- REQUEST
Print the entries below in their entirety, exactly as they are written.

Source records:
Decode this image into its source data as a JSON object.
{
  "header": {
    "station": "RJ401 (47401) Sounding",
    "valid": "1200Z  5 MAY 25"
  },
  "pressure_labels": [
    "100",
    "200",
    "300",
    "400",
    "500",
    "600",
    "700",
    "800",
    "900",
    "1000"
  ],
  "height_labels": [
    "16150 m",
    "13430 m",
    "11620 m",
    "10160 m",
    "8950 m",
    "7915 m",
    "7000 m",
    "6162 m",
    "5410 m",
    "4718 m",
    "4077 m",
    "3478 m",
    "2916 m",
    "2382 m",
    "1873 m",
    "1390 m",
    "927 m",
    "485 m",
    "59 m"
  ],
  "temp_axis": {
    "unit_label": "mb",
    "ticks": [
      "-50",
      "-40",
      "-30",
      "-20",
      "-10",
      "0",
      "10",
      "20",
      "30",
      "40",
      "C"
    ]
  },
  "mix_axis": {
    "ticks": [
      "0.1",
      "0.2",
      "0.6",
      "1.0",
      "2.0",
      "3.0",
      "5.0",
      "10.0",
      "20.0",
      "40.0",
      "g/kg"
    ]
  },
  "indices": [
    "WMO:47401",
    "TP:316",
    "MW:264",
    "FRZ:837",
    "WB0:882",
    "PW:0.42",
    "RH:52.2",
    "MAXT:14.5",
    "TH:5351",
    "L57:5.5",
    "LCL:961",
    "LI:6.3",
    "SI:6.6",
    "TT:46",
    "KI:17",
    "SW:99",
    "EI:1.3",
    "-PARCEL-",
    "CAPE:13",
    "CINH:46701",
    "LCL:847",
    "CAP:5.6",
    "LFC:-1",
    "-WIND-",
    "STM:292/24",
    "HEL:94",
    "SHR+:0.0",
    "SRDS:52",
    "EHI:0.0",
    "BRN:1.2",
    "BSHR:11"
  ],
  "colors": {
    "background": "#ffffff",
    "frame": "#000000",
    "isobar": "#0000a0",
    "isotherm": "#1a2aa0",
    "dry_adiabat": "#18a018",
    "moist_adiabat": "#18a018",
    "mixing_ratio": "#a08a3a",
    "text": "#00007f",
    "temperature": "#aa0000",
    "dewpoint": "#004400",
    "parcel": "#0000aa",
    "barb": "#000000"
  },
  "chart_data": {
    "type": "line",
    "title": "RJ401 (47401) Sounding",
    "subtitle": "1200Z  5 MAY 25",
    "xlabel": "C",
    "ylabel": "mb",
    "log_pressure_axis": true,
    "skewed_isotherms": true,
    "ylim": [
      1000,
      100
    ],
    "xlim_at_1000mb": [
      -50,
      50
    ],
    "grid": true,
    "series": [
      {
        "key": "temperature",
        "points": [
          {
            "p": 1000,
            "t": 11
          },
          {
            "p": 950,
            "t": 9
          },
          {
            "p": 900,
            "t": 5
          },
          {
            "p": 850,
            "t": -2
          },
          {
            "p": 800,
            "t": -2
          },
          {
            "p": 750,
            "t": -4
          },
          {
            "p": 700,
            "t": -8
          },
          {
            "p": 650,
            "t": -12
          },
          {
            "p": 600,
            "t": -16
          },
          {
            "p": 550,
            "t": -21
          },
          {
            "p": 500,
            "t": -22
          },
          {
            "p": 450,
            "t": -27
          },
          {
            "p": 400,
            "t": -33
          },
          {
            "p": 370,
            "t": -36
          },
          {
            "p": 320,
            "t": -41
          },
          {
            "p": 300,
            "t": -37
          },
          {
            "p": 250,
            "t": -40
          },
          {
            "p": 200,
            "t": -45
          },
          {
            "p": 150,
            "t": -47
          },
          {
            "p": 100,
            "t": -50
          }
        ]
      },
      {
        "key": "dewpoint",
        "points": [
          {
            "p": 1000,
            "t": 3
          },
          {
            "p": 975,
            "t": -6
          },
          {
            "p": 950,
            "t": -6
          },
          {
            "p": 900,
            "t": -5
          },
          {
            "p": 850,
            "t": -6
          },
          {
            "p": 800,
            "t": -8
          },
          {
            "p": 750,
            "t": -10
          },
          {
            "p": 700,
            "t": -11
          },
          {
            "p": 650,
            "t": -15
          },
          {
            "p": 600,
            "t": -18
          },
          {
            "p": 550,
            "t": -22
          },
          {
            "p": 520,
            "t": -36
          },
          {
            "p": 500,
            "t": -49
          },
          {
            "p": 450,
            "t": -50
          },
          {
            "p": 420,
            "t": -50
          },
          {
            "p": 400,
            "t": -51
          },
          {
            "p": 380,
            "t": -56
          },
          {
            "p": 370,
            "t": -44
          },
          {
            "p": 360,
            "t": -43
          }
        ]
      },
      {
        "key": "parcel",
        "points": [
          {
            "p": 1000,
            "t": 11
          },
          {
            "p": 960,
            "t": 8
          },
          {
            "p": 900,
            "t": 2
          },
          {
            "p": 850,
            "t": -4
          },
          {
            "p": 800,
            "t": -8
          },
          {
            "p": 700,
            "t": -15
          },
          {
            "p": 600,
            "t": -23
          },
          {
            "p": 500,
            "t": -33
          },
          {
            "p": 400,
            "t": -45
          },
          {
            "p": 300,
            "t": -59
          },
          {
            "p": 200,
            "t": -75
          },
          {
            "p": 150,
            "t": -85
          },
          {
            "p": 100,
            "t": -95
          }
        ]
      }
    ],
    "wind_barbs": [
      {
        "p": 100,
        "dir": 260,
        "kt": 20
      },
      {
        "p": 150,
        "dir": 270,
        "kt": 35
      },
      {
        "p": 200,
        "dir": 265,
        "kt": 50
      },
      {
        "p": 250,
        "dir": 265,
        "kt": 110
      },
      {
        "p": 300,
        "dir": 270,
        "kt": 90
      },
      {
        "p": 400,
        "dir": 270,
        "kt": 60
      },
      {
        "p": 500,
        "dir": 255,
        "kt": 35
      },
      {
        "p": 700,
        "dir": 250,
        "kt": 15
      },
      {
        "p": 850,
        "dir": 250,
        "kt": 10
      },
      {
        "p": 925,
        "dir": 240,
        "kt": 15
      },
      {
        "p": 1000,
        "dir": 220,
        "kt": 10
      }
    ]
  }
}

- WRITTEN REPLY
Decode this image into its source data as a JSON object.
{
  "header": {
    "station": "RJ401 (47401) Sounding",
    "valid": "1200Z  5 MAY 25"
  },
  "pressure_labels": [
    "100",
    "200",
    "300",
    "400",
    "500",
    "600",
    "700",
    "800",
    "900",
    "1000"
  ],
  "height_labels": [
    "16150 m",
    "13430 m",
    "11620 m",
    "10160 m",
    "8950 m",
    "7915 m",
    "7000 m",
    "6162 m",
    "5410 m",
    "4718 m",
    "4077 m",
    "3478 m",
    "2916 m",
    "2382 m",
    "1873 m",
    "1390 m",
    "927 m",
    "485 m",
    "59 m"
  ],
  "temp_axis": {
    "unit_label": "mb",
    "ticks": [
      "-50",
      "-40",
      "-30",
      "-20",
      "-10",
      "0",
      "10",
      "20",
      "30",
      "40",
      "C"
    ]
  },
  "mix_axis": {
    "ticks": [
      "0.1",
      "0.2",
      "0.6",
      "1.0",
      "2.0",
      "3.0",
      "5.0",
      "10.0",
      "20.0",
      "40.0",
      "g/kg"
    ]
  },
  "indices": [
    "WMO:47401",
    "TP:316",
    "MW:264",
    "FRZ:837",
    "WB0:882",
    "PW:0.42",
    "RH:52.2",
    "MAXT:14.5",
    "TH:5351",
    "L57:5.5",
    "LCL:961",
    "LI:6.3",
    "SI:6.6",
    "TT:46",
    "KI:17",
    "SW:99",
    "EI:1.3",
    "-PARCEL-",
    "CAPE:13",
    "CINH:46701",
    "LCL:847",
    "CAP:5.6",
    "LFC:-1",
    "-WIND-",
    "STM:292/24",
    "HEL:94",
    "SHR+:0.0",
    "SRDS:52",
    "EHI:0.0",
    "BRN:1.2",
    "BSHR:11"
  ],
  "colors": {
    "background": "#ffffff",
    "frame": "#000000",
    "isobar": "#0000a0",
    "isotherm": "#1a2aa0",
    "dry_adiabat": "#18a018",
    "moist_adiabat": "#18a018",
    "mixing_ratio": "#a08a3a",
    "text": "#00007f",
    "temperature": "#aa0000",
    "dewpoint": "#004400",
    "parcel": "#0000aa",
    "barb": "#000000"
  },
  "chart_data": {
    "type": "line",
    "title": "RJ401 (47401) Sounding",
    "subtitle": "1200Z  5 MAY 25",
    "xlabel": "C",
    "ylabel": "mb",
    "log_pressure_axis": true,
    "skewed_isotherms": true,
    "ylim": [
      1000,
      100
    ],
    "xlim_at_1000mb": [
      -50,
      50
    ],
    "grid": true,
    "series": [
      {
        "key": "temperature",
        "points": [
          {
            "p": 1000,
            "t": 11
          },
          {
            "p": 950,
            "t": 9
          },
          {
            "p": 900,
            "t": 5
          },
          {
            "p": 850,
            "t": -2
          },
          {
            "p": 800,
            "t": -2
          },
          {
            "p": 750,
            "t": -4
          },
          {
            "p": 700,
            "t": -8
          },
          {
            "p": 650,
            "t": -12
          },
          {
            "p": 600,
            "t": -16
          },
          {
            "p": 550,
            "t": -21
          },
          {
            "p": 500,
            "t": -22
          },
          {
            "p": 450,
            "t": -27
          },
          {
            "p": 400,
            "t": -33
          },
          {
            "p": 370,
            "t": -36
          },
          {
            "p": 320,
            "t": -41
          },
          {
            "p": 300,
            "t": -37
          },
          {
            "p": 250,
            "t": -40
          },
          {
            "p": 200,
            "t": -45
          },
          {
            "p": 150,
            "t": -47
          },
          {
            "p": 100,
            "t": -50
          }
        ]
      },
      {
        "key": "dewpoint",
        "points": [
          {
            "p": 1000,
            "t": 3
          },
          {
            "p": 975,
            "t": -6
          },
          {
            "p": 950,
            "t": -6
          },
          {
            "p": 900,
            "t": -5
          },
          {
            "p": 850,
            "t": -6
          },
          {
            "p": 800,
            "t": -8
          },
          {
            "p": 750,
            "t": -10
          },
          {
            "p": 700,
            "t": -11
          },
          {
            "p": 650,
            "t": -15
          },
          {
            "p": 600,
            "t": -18
          },
          {
            "p": 550,
            "t": -22
          },
          {
            "p": 520,
            "t": -36
          },
          {
            "p": 500,
            "t": -49
          },
          {
            "p": 450,
            "t": -50
          },
          {
            "p": 420,
            "t": -50
          },
          {
            "p": 400,
            "t": -51
          },
          {
            "p": 380,
            "t": -56
          },
          {
            "p": 370,
            "t": -44
          },
          {
            "p": 360,
            "t": -43
          }
        ]
      },
      {
        "key": "parcel",
        "points": [
          {
            "p": 1000,
            "t": 11
          },
          {
            "p": 960,
            "t": 8
          },
          {
            "p": 900,
            "t": 2
          },
          {
            "p": 850,
            "t": -4
          },
          {
            "p": 800,
            "t": -8
          },
          {
            "p": 700,
            "t": -15
          },
          {
            "p": 600,
            "t": -23
          },
          {
            "p": 500,
            "t": -33
          },
          {
            "p": 400,
            "t": -45
          },
          {
            "p": 300,
            "t": -59
          },
          {
            "p": 200,
            "t": -75
          },
          {
            "p": 150,
            "t": -85
          },
          {
            "p": 100,
            "t": -95
          }
        ]
      }
    ],
    "wind_barbs": [
      {
        "p": 100,
        "dir": 260,
        "kt": 20
      },
      {
        "p": 150,
        "dir": 270,
        "kt": 35
      },
      {
        "p": 200,
        "dir": 265,
        "kt": 50
      },
      {
        "p": 250,
        "dir": 265,
        "kt": 110
      },
      {
        "p": 300,
        "dir": 270,
        "kt": 90
      },
      {
        "p": 400,
        "dir": 270,
        "kt": 60
      },
      {
        "p": 500,
        "dir": 255,
        "kt": 35
      },
      {
        "p": 700,
        "dir": 250,
        "kt": 15
      },
      {
        "p": 850,
        "dir": 250,
        "kt": 10
      },
      {
        "p": 925,
        "dir": 240,
        "kt": 15
      },
      {
        "p": 1000,
        "dir": 220,
        "kt": 10
      }
    ]
  }
}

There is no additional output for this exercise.